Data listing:

^^^^^^^^^^^^^^^^

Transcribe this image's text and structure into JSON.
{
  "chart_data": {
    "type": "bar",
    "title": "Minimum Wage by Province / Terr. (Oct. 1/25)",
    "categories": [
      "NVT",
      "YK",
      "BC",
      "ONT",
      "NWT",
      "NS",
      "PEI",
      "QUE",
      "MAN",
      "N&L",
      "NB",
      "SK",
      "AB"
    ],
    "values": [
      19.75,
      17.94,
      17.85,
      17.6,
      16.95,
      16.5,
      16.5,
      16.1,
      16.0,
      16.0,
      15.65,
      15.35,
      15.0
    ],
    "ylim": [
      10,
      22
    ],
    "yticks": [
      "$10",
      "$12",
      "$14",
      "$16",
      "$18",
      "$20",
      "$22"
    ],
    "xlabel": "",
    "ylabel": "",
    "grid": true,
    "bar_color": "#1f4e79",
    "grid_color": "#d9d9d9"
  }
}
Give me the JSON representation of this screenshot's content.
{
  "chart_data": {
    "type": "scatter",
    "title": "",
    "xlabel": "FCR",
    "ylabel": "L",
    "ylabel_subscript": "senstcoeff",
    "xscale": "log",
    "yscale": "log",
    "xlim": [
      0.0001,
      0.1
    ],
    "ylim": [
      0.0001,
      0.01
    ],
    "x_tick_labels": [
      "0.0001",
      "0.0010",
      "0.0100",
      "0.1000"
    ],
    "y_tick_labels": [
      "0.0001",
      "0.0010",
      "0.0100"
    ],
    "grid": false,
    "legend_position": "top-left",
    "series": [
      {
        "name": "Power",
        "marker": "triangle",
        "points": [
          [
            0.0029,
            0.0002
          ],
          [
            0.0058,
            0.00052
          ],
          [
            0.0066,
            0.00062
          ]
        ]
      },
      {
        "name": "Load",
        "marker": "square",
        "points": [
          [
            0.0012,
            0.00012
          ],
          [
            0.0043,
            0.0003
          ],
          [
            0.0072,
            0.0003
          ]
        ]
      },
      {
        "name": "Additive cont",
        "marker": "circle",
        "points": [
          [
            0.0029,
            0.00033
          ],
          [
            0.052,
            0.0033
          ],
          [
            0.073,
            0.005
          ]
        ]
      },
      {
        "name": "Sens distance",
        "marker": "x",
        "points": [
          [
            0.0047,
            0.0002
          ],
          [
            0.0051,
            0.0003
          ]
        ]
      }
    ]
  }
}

^^^^^^^^^^^^^^^^

Transcribe the whole listing with nothing added or left out.

Completed task:
Transcribe this image's text and structure into JSON.
{
  "chart_data": {
    "type": "bar",
    "title": "Minimum Wage by Province / Terr. (Oct. 1/25)",
    "categories": [
      "NVT",
      "YK",
      "BC",
      "ONT",
      "NWT",
      "NS",
      "PEI",
      "QUE",
      "MAN",
      "N&L",
      "NB",
      "SK",
      "AB"
    ],
    "values": [
      19.75,
      17.94,
      17.85,
      17.6,
      16.95,
      16.5,
      16.5,
      16.1,
      16.0,
      16.0,
      15.65,
      15.35,
      15.0
    ],
    "ylim": [
      10,
      22
    ],
    "yticks": [
      "$10",
      "$12",
      "$14",
      "$16",
      "$18",
      "$20",
      "$22"
    ],
    "xlabel": "",
    "ylabel": "",
    "grid": true,
    "bar_color": "#1f4e79",
    "grid_color": "#d9d9d9"
  }
}
Give me the JSON representation of this screenshot's content.
{
  "chart_data": {
    "type": "scatter",
    "title": "",
    "xlabel": "FCR",
    "ylabel": "L",
    "ylabel_subscript": "senstcoeff",
    "xscale": "log",
    "yscale": "log",
    "xlim": [
      0.0001,
      0.1
    ],
    "ylim": [
      0.0001,
      0.01
    ],
    "x_tick_labels": [
      "0.0001",
      "0.0010",
      "0.0100",
      "0.1000"
    ],
    "y_tick_labels": [
      "0.0001",
      "0.0010",
      "0.0100"
    ],
    "grid": false,
    "legend_position": "top-left",
    "series": [
      {
        "name": "Power",
        "marker": "triangle",
        "points": [
          [
            0.0029,
            0.0002
          ],
          [
            0.0058,
            0.00052
          ],
          [
            0.0066,
            0.00062
          ]
        ]
      },
      {
        "name": "Load",
        "marker": "square",
        "points": [
          [
            0.0012,
            0.00012
          ],
          [
            0.0043,
            0.0003
          ],
          [
            0.0072,
            0.0003
          ]
        ]
      },
      {
        "name": "Additive cont",
        "marker": "circle",
        "points": [
          [
            0.0029,
            0.00033
          ],
          [
            0.052,
            0.0033
          ],
          [
            0.073,
            0.005
          ]
        ]
      },
      {
        "name": "Sens distance",
        "marker": "x",
        "points": [
          [
            0.0047,
            0.0002
          ],
          [
            0.0051,
            0.0003
          ]
        ]
      }
    ]
  }
}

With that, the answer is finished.